__Job__: Go through the entries one line at a time, and gather every line that has the word "team".

__Raw records__:
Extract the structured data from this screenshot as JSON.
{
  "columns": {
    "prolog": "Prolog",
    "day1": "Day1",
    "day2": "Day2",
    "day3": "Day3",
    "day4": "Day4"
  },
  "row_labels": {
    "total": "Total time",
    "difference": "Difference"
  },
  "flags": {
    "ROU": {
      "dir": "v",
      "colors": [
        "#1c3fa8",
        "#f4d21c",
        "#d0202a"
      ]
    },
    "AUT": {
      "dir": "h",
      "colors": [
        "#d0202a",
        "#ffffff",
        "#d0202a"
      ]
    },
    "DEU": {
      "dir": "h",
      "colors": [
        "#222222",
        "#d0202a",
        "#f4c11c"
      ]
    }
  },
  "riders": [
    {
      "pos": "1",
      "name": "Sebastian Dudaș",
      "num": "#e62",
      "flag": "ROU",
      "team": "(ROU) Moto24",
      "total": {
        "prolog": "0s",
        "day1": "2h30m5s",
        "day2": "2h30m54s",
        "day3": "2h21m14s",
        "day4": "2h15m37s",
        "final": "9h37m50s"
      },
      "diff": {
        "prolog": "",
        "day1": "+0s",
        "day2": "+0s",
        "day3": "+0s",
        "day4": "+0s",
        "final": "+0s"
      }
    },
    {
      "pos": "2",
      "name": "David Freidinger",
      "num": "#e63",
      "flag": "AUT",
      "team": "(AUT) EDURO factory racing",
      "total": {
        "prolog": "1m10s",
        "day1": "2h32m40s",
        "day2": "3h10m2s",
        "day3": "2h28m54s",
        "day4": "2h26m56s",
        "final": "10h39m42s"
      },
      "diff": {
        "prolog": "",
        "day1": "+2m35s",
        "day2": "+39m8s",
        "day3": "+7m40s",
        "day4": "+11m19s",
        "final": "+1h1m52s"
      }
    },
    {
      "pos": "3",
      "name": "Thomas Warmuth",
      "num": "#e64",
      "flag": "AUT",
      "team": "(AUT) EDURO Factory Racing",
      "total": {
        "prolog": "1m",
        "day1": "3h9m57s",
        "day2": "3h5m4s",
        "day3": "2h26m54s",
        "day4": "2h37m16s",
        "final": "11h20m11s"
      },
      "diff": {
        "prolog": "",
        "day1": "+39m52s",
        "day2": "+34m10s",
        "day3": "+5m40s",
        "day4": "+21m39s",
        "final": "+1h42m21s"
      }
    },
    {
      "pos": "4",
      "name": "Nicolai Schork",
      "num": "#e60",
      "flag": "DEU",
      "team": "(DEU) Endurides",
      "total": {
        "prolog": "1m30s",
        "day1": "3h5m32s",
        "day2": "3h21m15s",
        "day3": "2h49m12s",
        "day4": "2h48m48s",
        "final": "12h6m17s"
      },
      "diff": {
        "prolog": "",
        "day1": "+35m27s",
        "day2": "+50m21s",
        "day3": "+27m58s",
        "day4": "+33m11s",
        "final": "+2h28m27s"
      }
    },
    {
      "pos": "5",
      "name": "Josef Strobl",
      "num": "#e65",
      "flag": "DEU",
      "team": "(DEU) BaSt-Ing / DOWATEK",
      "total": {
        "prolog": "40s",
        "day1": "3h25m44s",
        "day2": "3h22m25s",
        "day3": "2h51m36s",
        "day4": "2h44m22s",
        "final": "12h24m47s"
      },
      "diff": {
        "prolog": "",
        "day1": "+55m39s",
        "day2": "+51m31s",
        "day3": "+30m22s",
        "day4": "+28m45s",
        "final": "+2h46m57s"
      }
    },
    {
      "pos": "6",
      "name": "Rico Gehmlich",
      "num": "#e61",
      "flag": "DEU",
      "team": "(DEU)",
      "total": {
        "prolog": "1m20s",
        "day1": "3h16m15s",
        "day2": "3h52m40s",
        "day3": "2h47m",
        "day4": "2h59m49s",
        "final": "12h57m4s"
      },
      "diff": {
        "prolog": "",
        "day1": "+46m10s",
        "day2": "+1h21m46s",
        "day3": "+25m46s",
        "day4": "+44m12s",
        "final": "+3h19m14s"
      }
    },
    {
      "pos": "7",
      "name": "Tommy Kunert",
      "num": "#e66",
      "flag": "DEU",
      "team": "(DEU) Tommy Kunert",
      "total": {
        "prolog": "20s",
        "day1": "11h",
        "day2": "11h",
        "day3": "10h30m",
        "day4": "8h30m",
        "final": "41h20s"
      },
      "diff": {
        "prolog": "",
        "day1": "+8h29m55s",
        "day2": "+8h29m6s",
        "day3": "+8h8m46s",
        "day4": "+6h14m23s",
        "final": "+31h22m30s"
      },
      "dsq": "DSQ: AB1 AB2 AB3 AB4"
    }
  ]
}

__Completed exercise__:
      "team": "(ROU) Moto24",
      "team": "(AUT) EDURO factory racing",
      "team": "(AUT) EDURO Factory Racing",
      "team": "(DEU) Endurides",
      "team": "(DEU) BaSt-Ing / DOWATEK",
      "team": "(DEU)",
      "team": "(DEU) Tommy Kunert",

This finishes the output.